- Do this
Leave out the pictures and repeat the rest of the material exactly.

##### Dataset excerpts #####

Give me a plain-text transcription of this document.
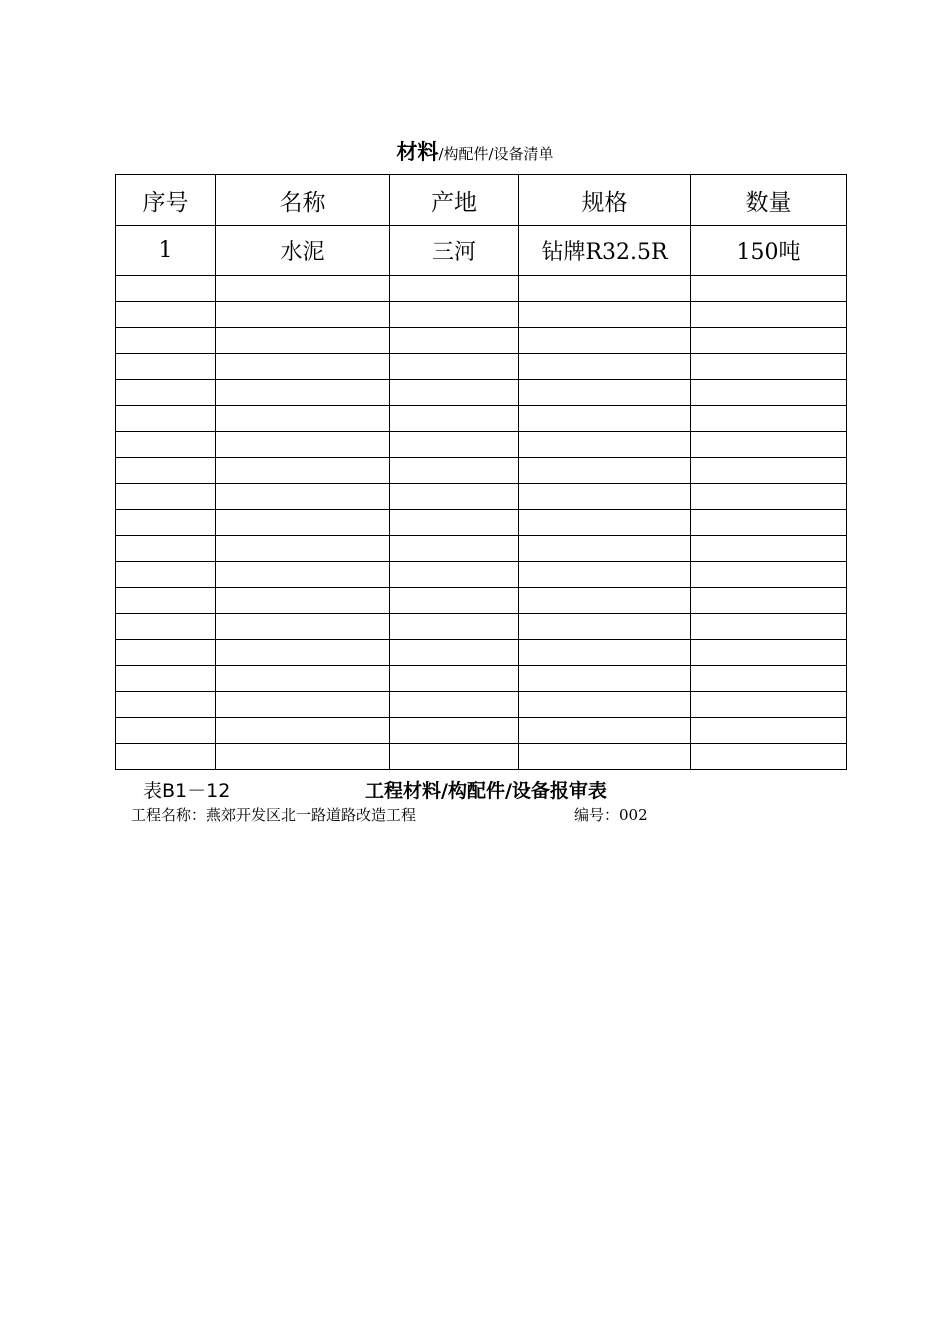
材料/构配件/设备清单
序号	名称	产地	规格	数量
1	水泥	三河	钻牌R32.5R	150吨

表B1－12	工程材料/构配件/设备报审表
工程名称：燕郊开发区北一路道路改造工程	编号：002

#####

- Result of the task
Give me a plain-text transcription of this document.
材料/构配件/设备清单
序号	名称	产地	规格	数量
1	水泥	三河	钻牌R32.5R	150吨

表B1－12	工程材料/构配件/设备报审表
工程名称：燕郊开发区北一路道路改造工程	编号：002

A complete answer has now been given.